▶ **Task instructions**
A. Set down the passage of the article on the ethics complaint from "The ethics group" up to and including "on his behalf.", word for word.
B. Carry the news article about the watchdog group's call to investigate David H. Stevens further, picking up after its last sentence.

─── Source text

Tuesday, March 01, 2016 2:16:12 AM

Post# of 795050
By GRETCHEN MORGENSON
FEBRUARY 29, 2016
A nonprofit watchdog group on Monday called for an investigation of David H. Stevens, chief executive of the Mortgage Bankers Association, arguing that he may have violated ethics laws relating to his previous position as commissioner of the Federal Housing Administration.

The National Legal and Policy Center, a right-leaning ethics-in-government group, urged the United States attorney for the District of Columbia and the inspector general at the Housing and Urban Development Department to conduct an official review of Mr. Stevens’s activities while he was at HUD and after he left the agency in March 2011 to lead the mortgage association, one of the most powerful lobbying organizations in Washington.

An investigation, the center said, would determine whether Mr. Stevens had violated federal rules barring former government officials from “communicating or appearing on behalf of persons or entities with respect to matters in which the former officials ‘personally and substantially participated’ during their government service.”

The ethics group also asked the government officials to look into whether Mr. Stevens had violated the law by trying to influence matters of interest to the mortgage bankers for a brief period when he was still in the government but had accepted the lobbying post. He was the F.H.A. commissioner, a post within HUD, from mid-2009 through March 2011.

Mr. Stevens declined to comment. John T. Mechem, a spokesman for the association, replied on his behalf.

──────
─── Extracted data

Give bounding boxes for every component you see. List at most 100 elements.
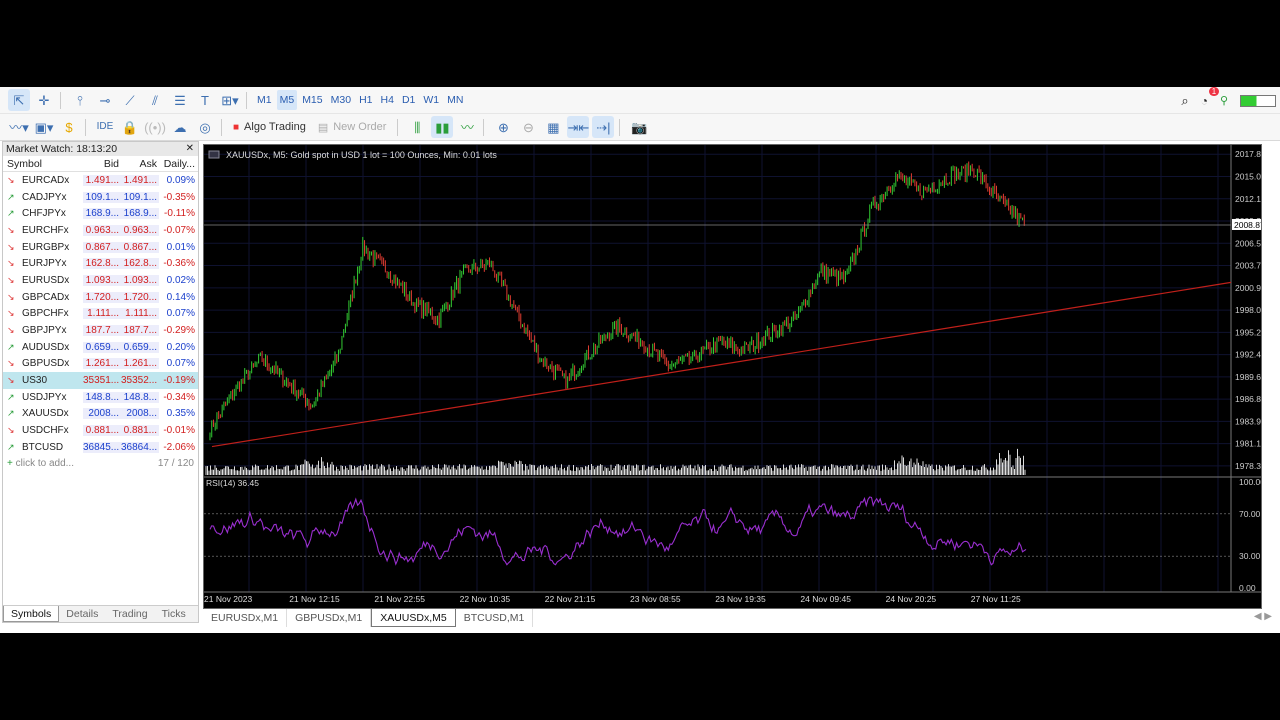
shapes-icon[interactable]: ⊞▾ <box>219 89 241 111</box>
chart-shift-icon[interactable]: ⇢| <box>592 116 615 138</box>
channel-icon[interactable]: ⫽ <box>144 89 166 111</box>
symbol-row-btcusd[interactable]: ↗ BTCUSD 36845... 36864... -2.06% <box>3 439 198 456</box>
symbol-row-gbpcadx[interactable]: ↘ GBPCADx 1.720... 1.720... 0.14% <box>3 289 198 306</box>
horizontal-line-icon[interactable]: ⊸ <box>94 89 116 111</box>
symbol-row-chfjpyx[interactable]: ↗ CHFJPYx 168.9... 168.9... -0.11% <box>3 205 198 222</box>
symbol-row-usdchfx[interactable]: ↘ USDCHFx 0.881... 0.881... -0.01% <box>3 422 198 439</box>
arrow-down-icon: ↘ <box>7 274 15 285</box>
daily-change-cell: -0.29% <box>163 325 195 337</box>
ide-button[interactable]: IDE <box>94 116 116 138</box>
trendline[interactable] <box>211 281 1232 448</box>
close-icon[interactable]: ✕ <box>186 142 194 156</box>
timeframe-m30[interactable]: M30 <box>328 90 354 110</box>
arrow-down-icon: ↘ <box>7 241 15 252</box>
search-icon[interactable]: ⌕ <box>1181 93 1188 109</box>
add-symbol-field[interactable]: + click to add... <box>7 458 74 469</box>
autoscroll-icon[interactable]: ⇥⇤ <box>567 116 590 138</box>
bar-chart-icon[interactable]: ⫼ <box>406 116 428 138</box>
col-bid[interactable]: Bid <box>83 158 121 170</box>
timeframe-h1[interactable]: H1 <box>356 90 375 110</box>
symbol-cell: ↘ EURJPYx <box>3 258 83 269</box>
symbol-name: EURCADx <box>22 174 70 186</box>
timeframe-w1[interactable]: W1 <box>420 90 442 110</box>
symbol-name: EURJPYx <box>22 258 67 270</box>
zoom-out-icon[interactable]: ⊖ <box>517 116 539 138</box>
new-order-button[interactable]: ▤ New Order <box>312 121 393 134</box>
cloud-icon[interactable]: ☁ <box>169 116 191 138</box>
chart-type-icon[interactable]: ▣▾ <box>33 116 55 138</box>
market-watch-rows: ↘ EURCADx 1.491... 1.491... 0.09% ↗ CADJPYx 109… <box>3 172 198 456</box>
new-order-label: New Order <box>333 121 387 133</box>
col-daily[interactable]: Daily... <box>159 158 198 170</box>
symbol-row-eurjpyx[interactable]: ↘ EURJPYx 162.8... 162.8... -0.36% <box>3 255 198 272</box>
symbol-cell: ↘ GBPUSDx <box>3 358 83 369</box>
tab-ticks[interactable]: Ticks <box>155 606 193 622</box>
crosshair-icon[interactable]: ✛ <box>33 89 55 111</box>
radio-icon[interactable]: ((•)) <box>144 116 166 138</box>
timeframe-m5[interactable]: M5 <box>276 90 298 110</box>
symbol-row-eurcadx[interactable]: ↘ EURCADx 1.491... 1.491... 0.09% <box>3 172 198 189</box>
add-symbol-row[interactable]: + click to add... 17 / 120 <box>3 456 198 472</box>
symbol-row-audusdx[interactable]: ↗ AUDUSDx 0.659... 0.659... 0.20% <box>3 339 198 356</box>
tab-trading[interactable]: Trading <box>105 606 154 622</box>
grid-icon[interactable]: ▦ <box>542 116 564 138</box>
arrow-down-icon: ↘ <box>7 291 15 302</box>
symbol-row-xauusdx[interactable]: ↗ XAUUSDx 2008... 2008... 0.35% <box>3 406 198 423</box>
timeframe-mn[interactable]: MN <box>444 90 466 110</box>
tab-scroll-arrows-icon[interactable]: ◀ ▶ <box>1254 611 1272 622</box>
chart-tab-eurusdx-m1[interactable]: EURUSDx,M1 <box>203 609 288 627</box>
trendline-icon[interactable]: ⟋ <box>119 89 141 111</box>
timeframe-d1[interactable]: D1 <box>399 90 418 110</box>
vertical-line-icon[interactable]: ⫯ <box>69 89 91 111</box>
bid-cell: 109.1... <box>83 191 121 203</box>
ask-cell: 1.111... <box>121 308 159 320</box>
symbol-cell: ↗ BTCUSD <box>3 442 83 453</box>
chart-tab-btcusd-m1[interactable]: BTCUSD,M1 <box>456 609 534 627</box>
symbol-row-cadjpyx[interactable]: ↗ CADJPYx 109.1... 109.1... -0.35% <box>3 189 198 206</box>
tab-details[interactable]: Details <box>59 606 105 622</box>
price-tick-label: 1986.81 <box>1235 394 1261 404</box>
tab-symbols[interactable]: Symbols <box>3 606 60 622</box>
symbol-row-gbpjpyx[interactable]: ↘ GBPJPYx 187.7... 187.7... -0.29% <box>3 322 198 339</box>
symbol-row-eurgbpx[interactable]: ↘ EURGBPx 0.867... 0.867... 0.01% <box>3 239 198 256</box>
daily-change-cell: 0.14% <box>166 291 195 303</box>
screenshot-icon[interactable]: 📷 <box>628 116 650 138</box>
chart-canvas[interactable]: 2017.832015.012012.192009.372006.552003.… <box>204 145 1261 608</box>
fibonacci-icon[interactable]: ☰ <box>169 89 191 111</box>
zoom-in-icon[interactable]: ⊕ <box>492 116 514 138</box>
line-chart-icon[interactable]: 〰 <box>456 116 478 138</box>
arrow-up-icon: ↗ <box>7 208 15 219</box>
signal-icon[interactable]: ⚲ <box>1220 94 1228 107</box>
ask-cell: 187.7... <box>121 325 159 337</box>
indicators-icon[interactable]: 〰▾ <box>8 116 30 138</box>
col-symbol[interactable]: Symbol <box>3 158 83 170</box>
arrow-down-icon: ↘ <box>7 224 15 235</box>
chart-tab-gbpusdx-m1[interactable]: GBPUSDx,M1 <box>287 609 372 627</box>
timeframe-h4[interactable]: H4 <box>378 90 397 110</box>
symbol-row-usdjpyx[interactable]: ↗ USDJPYx 148.8... 148.8... -0.34% <box>3 389 198 406</box>
candlestick-icon[interactable]: ▮▮ <box>431 116 454 138</box>
chart-tab-xauusdx-m5[interactable]: XAUUSDx,M5 <box>371 609 456 627</box>
bid-cell: 187.7... <box>83 325 121 337</box>
symbol-row-gbpchfx[interactable]: ↘ GBPCHFx 1.111... 1.111... 0.07% <box>3 306 198 323</box>
symbol-row-eurusdx[interactable]: ↘ EURUSDx 1.093... 1.093... 0.02% <box>3 272 198 289</box>
dollar-icon[interactable]: $ <box>58 116 80 138</box>
col-ask[interactable]: Ask <box>121 158 159 170</box>
lock-icon[interactable]: 🔒 <box>119 116 141 138</box>
arrow-down-icon: ↘ <box>7 358 15 369</box>
vps-icon[interactable]: ◎ <box>194 116 216 138</box>
symbol-name: USDCHFx <box>22 425 69 437</box>
connection-status-icon[interactable] <box>1240 94 1276 107</box>
notifications-icon[interactable]: ◔ 1 <box>1201 87 1220 108</box>
text-icon[interactable]: T <box>194 89 216 111</box>
cursor-icon[interactable]: ⇱ <box>8 89 30 111</box>
chart-window[interactable]: 2017.832015.012012.192009.372006.552003.… <box>203 144 1262 609</box>
bid-cell: 1.491... <box>83 174 121 186</box>
symbol-row-gbpusdx[interactable]: ↘ GBPUSDx 1.261... 1.261... 0.07% <box>3 356 198 373</box>
algo-trading-button[interactable]: ■ Algo Trading <box>227 121 312 133</box>
symbol-row-us30[interactable]: ↘ US30 35351... 35352... -0.19% <box>3 372 198 389</box>
toolbar-drawing: ⇱ ✛ ⫯ ⊸ ⟋ ⫽ ☰ T ⊞▾ M1 M5 M15 M30 H1 H4 D1 W1 MN … <box>0 87 1280 114</box>
symbol-row-eurchfx[interactable]: ↘ EURCHFx 0.963... 0.963... -0.07% <box>3 222 198 239</box>
timeframe-m1[interactable]: M1 <box>254 90 275 110</box>
timeframe-m15[interactable]: M15 <box>299 90 325 110</box>
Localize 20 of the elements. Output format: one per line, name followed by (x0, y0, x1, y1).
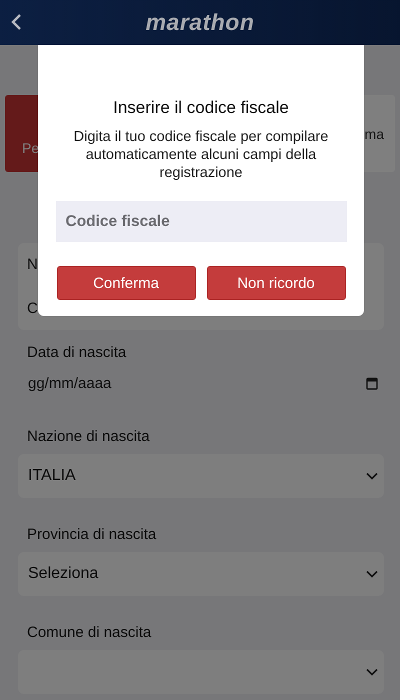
dialog-message: Digita il tuo codice fiscale per compilare automaticamente alcuni campi della registrazione (72, 128, 330, 182)
calendar-icon[interactable] (366, 376, 378, 390)
field-label: C (27, 300, 38, 317)
dropdown[interactable]: Seleziona (18, 552, 384, 596)
logo: marathon (146, 9, 254, 36)
input-field[interactable]: Codice fiscale (56, 201, 346, 242)
chevron-down-icon (366, 668, 378, 676)
field-label: Nazione di nascita (27, 428, 151, 445)
field-label: Provincia di nascita (27, 526, 158, 543)
dialog-title: Inserire il codice fiscale (113, 98, 289, 118)
chevron-down-icon (366, 570, 378, 578)
field-label: Comune di nascita (27, 624, 152, 641)
chevron-down-icon (366, 472, 378, 480)
field-label: Data di nascita (27, 344, 128, 361)
field-label: N (27, 256, 38, 274)
back-icon[interactable] (10, 13, 22, 31)
dialog-button[interactable]: Non ricordo (206, 266, 346, 300)
date-field[interactable]: gg/mm/aaaa (18, 370, 384, 396)
dialog-button[interactable]: Conferma (56, 266, 196, 300)
dropdown[interactable]: ITALIA (18, 454, 384, 498)
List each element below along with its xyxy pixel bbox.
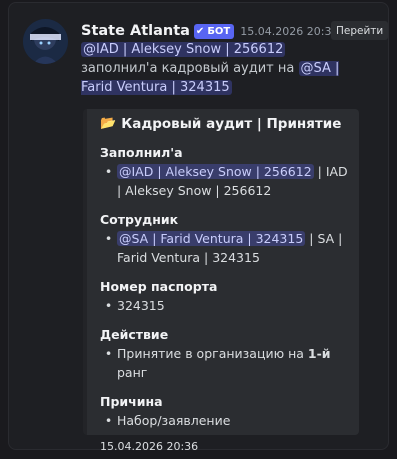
bullet-icon: • [104,346,113,361]
bullet-icon: • [104,231,113,246]
field-name: Номер паспорта [100,279,218,294]
embed-footer-timestamp: 15.04.2026 20:36 [100,440,199,453]
field-employee: Сотрудник • @SA | Farid Ventura | 324315… [100,211,350,267]
field-passport: Номер паспорта • 324315 [100,278,350,315]
embed-title-text: Кадровый аудит | Принятие [121,116,342,132]
message-content: @IAD | Aleksey Snow | 256612 заполнил'а … [81,40,351,97]
bullet-icon: • [104,413,113,428]
mention-author[interactable]: @IAD | Aleksey Snow | 256612 [81,42,286,57]
rank-value: 1-й [307,346,331,361]
bullet-icon: • [104,164,113,179]
bullet-icon: • [104,298,113,313]
field-value-text: Принятие в организацию на [117,346,308,361]
embed-title: 📂 Кадровый аудит | Принятие [100,115,350,133]
avatar-image [23,19,68,64]
field-value: • @IAD | Aleksey Snow | 256612 | IAD | A… [100,162,350,200]
field-value-text: ранг [117,365,148,380]
field-action: Действие • Принятие в организацию на 1-й… [100,326,350,382]
checkmark-icon: ✔ [195,25,205,37]
field-value-text: 324315 [117,298,165,313]
message-header: State Atlanta ✔ БОТ 15.04.2026 20:36 [81,20,338,42]
message-timestamp: 15.04.2026 20:36 [240,24,339,38]
field-value: • @SA | Farid Ventura | 324315 | SA | Fa… [100,229,350,267]
field-name: Сотрудник [100,212,179,227]
goto-button[interactable]: Перейти [331,21,389,40]
message-text: заполнил'а кадровый аудит на [81,61,299,76]
bot-badge: ✔ БОТ [193,23,235,39]
field-filled-by: Заполнил'а • @IAD | Aleksey Snow | 25661… [100,144,350,200]
field-name: Действие [100,327,169,342]
field-reason: Причина • Набор/заявление [100,393,350,430]
mention-filled-by[interactable]: @IAD | Aleksey Snow | 256612 [117,164,314,179]
mention-employee-field[interactable]: @SA | Farid Ventura | 324315 [117,231,306,246]
field-name: Причина [100,394,163,409]
bot-badge-label: БОТ [207,25,231,37]
field-value: • Набор/заявление [100,411,350,430]
field-value-text: Набор/заявление [117,413,231,428]
author-name[interactable]: State Atlanta [81,23,190,39]
embed-card: 📂 Кадровый аудит | Принятие Заполнил'а •… [83,109,359,453]
field-name: Заполнил'а [100,145,183,160]
open-folder-icon: 📂 [100,116,117,131]
field-value: • Принятие в организацию на 1-й ранг [100,344,350,382]
avatar[interactable] [23,19,68,64]
field-value: • 324315 [100,296,350,315]
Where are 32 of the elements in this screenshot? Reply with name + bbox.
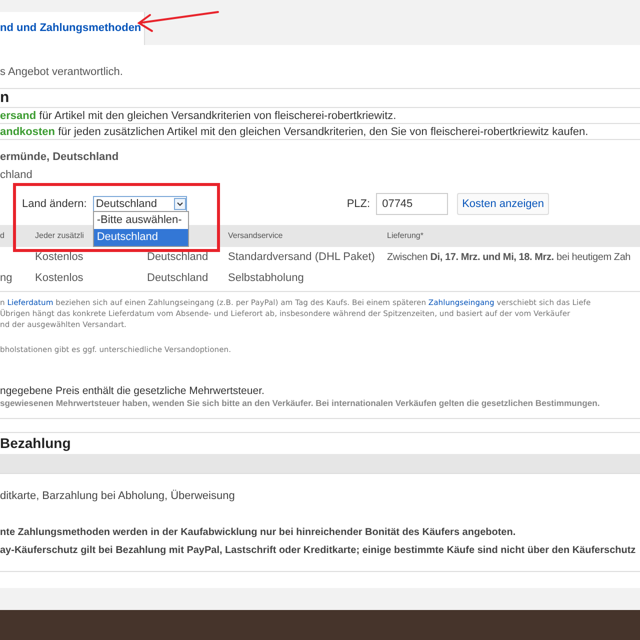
dropdown-option[interactable]: Deutschland [94, 229, 188, 246]
table-cell: Selbstabholung [228, 272, 304, 284]
table-cell: ng [0, 272, 12, 284]
country-select[interactable]: Deutschland [92, 196, 187, 212]
postcode-label: PLZ: [346, 196, 370, 212]
item-location: ermünde, Deutschland [0, 150, 120, 164]
payment-methods: ditkarte, Barzahlung bei Abholung, Überweisung [0, 489, 236, 503]
ships-to-text: chland [0, 168, 34, 182]
payment-note: nte Zahlungsmethoden werden in der Kaufabwicklung nur bei hinreichender Bonität des Käufers angeboten. [0, 526, 517, 539]
table-cell: Kostenlos [35, 251, 84, 264]
table-cell: Kostenlos [35, 272, 84, 284]
table-cell: Deutschland [147, 251, 208, 264]
vat-hint: sgewiesenen Mehrwertsteuer haben, wenden Sie sich bitte an den Verkäufer. Bei internationalen Verkäufen gelten die gesetzlichen Bestimmungen. [0, 398, 601, 409]
column-header: d [0, 231, 4, 240]
chevron-down-icon [174, 198, 186, 210]
section-heading: n [0, 89, 10, 107]
section-heading: Bezahlung [0, 434, 72, 453]
column-header: Jeder zusätzli [35, 231, 84, 240]
payment-note: ay-Käuferschutz gilt bei Bezahlung mit PayPal, Lastschrift oder Kreditkarte; einige bestimmte Käufe sind nicht über den Käuferschutz [0, 544, 637, 557]
table-cell: Deutschland [147, 272, 208, 284]
country-label: Land ändern: [22, 196, 87, 212]
vat-note: ngegebene Preis enthält die gesetzliche Mehrwertsteuer. [0, 385, 266, 398]
tab[interactable]: nd und Zahlungsmethoden [0, 12, 145, 45]
table-cell: Standardversand (DHL Paket) [228, 251, 375, 264]
shipping-rule-text: ersand für Artikel mit den gleichen Versandkriterien von fleischerei-robertkriewitz. [0, 108, 396, 122]
intro-text: s Angebot verantwortlich. [0, 65, 124, 79]
postcode-field[interactable]: 07745 [376, 193, 448, 215]
column-header: Lieferung* [387, 231, 424, 240]
show-costs-button[interactable]: Kosten anzeigen [457, 193, 550, 215]
table-cell: Zwischen Di, 17. Mrz. und Mi, 18. Mrz. bei heutigem Zah [387, 252, 631, 264]
shipping-rule-text: andkosten für jeden zusätzlichen Artikel mit den gleichen Versandkriterien, den Sie von fleischerei-robertkriewitz kaufen. [0, 124, 588, 138]
column-header: Versandservice [228, 231, 283, 240]
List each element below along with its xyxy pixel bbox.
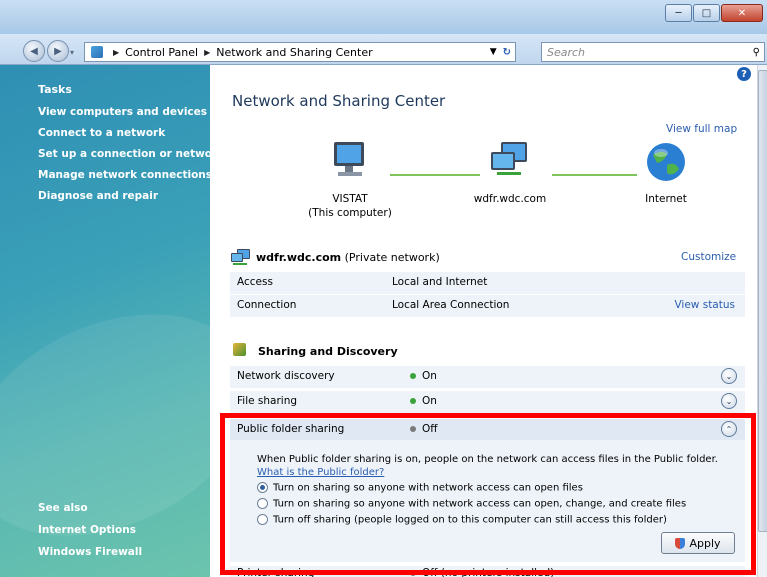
page-title: Network and Sharing Center — [232, 92, 446, 110]
sidebar-item-setup-connection[interactable]: Set up a connection or network — [38, 148, 210, 160]
forward-button[interactable]: ▶ — [47, 40, 69, 62]
address-bar[interactable]: ▶ Control Panel ▶ Network and Sharing Ce… — [84, 42, 516, 62]
detail-row-connection: Connection Local Area Connection View st… — [230, 295, 745, 318]
detail-label: Connection — [237, 299, 297, 311]
search-icon[interactable]: ⚲ — [753, 47, 760, 58]
minimize-button[interactable]: ─ — [665, 4, 692, 22]
breadcrumb-control-panel[interactable]: Control Panel — [125, 46, 198, 59]
sharing-label: File sharing — [237, 395, 298, 407]
sidebar-item-windows-firewall[interactable]: Windows Firewall — [38, 546, 142, 558]
sidebar-item-connect-network[interactable]: Connect to a network — [38, 127, 165, 139]
sharing-row-network-discovery[interactable]: Network discovery On ⌄ — [230, 366, 745, 389]
title-bar: ─ □ ✕ — [0, 0, 767, 34]
computer-name: VISTAT — [332, 193, 368, 205]
sharing-status: On — [422, 370, 437, 382]
control-panel-icon — [91, 46, 103, 58]
breadcrumb-separator-icon: ▶ — [204, 47, 211, 57]
address-dropdown-icon[interactable]: ▼ — [490, 47, 497, 57]
detail-row-access: Access Local and Internet — [230, 272, 745, 295]
customize-link[interactable]: Customize — [681, 251, 736, 263]
expand-chevron-icon[interactable]: ⌄ — [721, 393, 737, 409]
sidebar-item-manage-connections[interactable]: Manage network connections — [38, 169, 210, 181]
refresh-icon[interactable]: ↻ — [503, 47, 511, 58]
detail-label: Access — [237, 276, 273, 288]
sidebar-item-internet-options[interactable]: Internet Options — [38, 524, 136, 536]
search-box[interactable]: Search ⚲ — [541, 42, 765, 62]
internet-globe-icon — [647, 143, 685, 181]
maximize-button[interactable]: □ — [693, 4, 720, 22]
network-icon — [491, 142, 527, 175]
network-name: wdfr.wdc.com — [473, 193, 547, 205]
sharing-heading: Sharing and Discovery — [258, 345, 398, 358]
breadcrumb-network-center[interactable]: Network and Sharing Center — [216, 46, 372, 59]
sharing-status: On — [422, 395, 437, 407]
forward-arrow-icon: ▶ — [54, 45, 62, 57]
network-header: wdfr.wdc.com (Private network) — [256, 251, 440, 264]
detail-value: Local and Internet — [392, 276, 488, 288]
view-full-map-link[interactable]: View full map — [666, 123, 737, 135]
window: ─ □ ✕ ◀ ▶ ▾ ▶ Control Panel ▶ Network an… — [0, 0, 767, 577]
status-dot-icon — [410, 398, 416, 404]
network-small-icon — [231, 249, 250, 265]
sharing-label: Network discovery — [237, 370, 335, 382]
sharing-icon — [233, 343, 246, 356]
highlight-box — [220, 413, 756, 575]
address-row: ◀ ▶ ▾ ▶ Control Panel ▶ Network and Shar… — [0, 34, 767, 65]
back-button[interactable]: ◀ — [23, 40, 45, 62]
network-header-type: (Private network) — [341, 251, 440, 264]
expand-chevron-icon[interactable]: ⌄ — [721, 368, 737, 384]
see-also-heading: See also — [38, 502, 88, 514]
connection-line — [390, 174, 480, 176]
close-button[interactable]: ✕ — [721, 4, 763, 22]
search-input[interactable]: Search — [547, 46, 753, 59]
network-header-name: wdfr.wdc.com — [256, 251, 342, 264]
connection-line — [552, 174, 637, 176]
sidebar-item-diagnose[interactable]: Diagnose and repair — [38, 190, 158, 202]
computer-subtitle: (This computer) — [308, 207, 392, 219]
status-dot-icon — [410, 373, 416, 379]
breadcrumb-separator-icon: ▶ — [113, 47, 120, 57]
recent-pages-icon[interactable]: ▾ — [70, 48, 78, 57]
computer-icon — [334, 142, 364, 176]
sidebar: Tasks View computers and devices Connect… — [0, 65, 210, 577]
sharing-row-file-sharing[interactable]: File sharing On ⌄ — [230, 391, 745, 414]
internet-label: Internet — [645, 193, 687, 205]
tasks-heading: Tasks — [38, 83, 72, 96]
back-arrow-icon: ◀ — [30, 45, 38, 57]
sidebar-item-view-computers[interactable]: View computers and devices — [38, 106, 207, 118]
view-status-link[interactable]: View status — [674, 299, 735, 311]
detail-value: Local Area Connection — [392, 299, 510, 311]
scrollbar-thumb[interactable] — [758, 70, 767, 532]
help-icon[interactable]: ? — [737, 67, 751, 81]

──────

▶ **Replies**
A.
The ethics group also asked the government officials to look into whether Mr. Stevens had violated the law by trying to influence matters of interest to the mortgage bankers for a brief period when he was still in the government but had accepted the lobbying post. He was the F.H.A. commissioner, a post within HUD, from mid-2009 through March 2011.

Mr. Stevens declined to comment. John T. Mechem, a spokesman for the association, replied on his behalf.

B.
“Since ending his government service, Dave has regularly consulted with attorneys inside and outside M.B.A. to make sure that he and the association are always in full compliance with the law,” Mr. Mechem’s statement said. “Outside counsel to M.B.A. has specifically reviewed Dave’s activities on behalf of M.B.A. and its members and has confirmed that Dave has operated fully within the letter and spirit of the lobbying laws and ethics rules.”

The statement added that the “unfounded allegations are part of a concerted campaign” by those with an apparent financial incentive to discredit Mr. Stevens and his work at the lobbying group.

The request for an investigation from the National Legal and Policy Center is the second such call for scrutiny of Mr. Stevens’s activities after he left government.

In mid-December, the nonprofit Campaign for Accountability asked the Justice Department to investigate Mr. Stevens for possible violations of so-called revolving door laws.

A spokesman for the accountability group said the Justice Department had acknowledged its request in December, but that it had heard nothing since.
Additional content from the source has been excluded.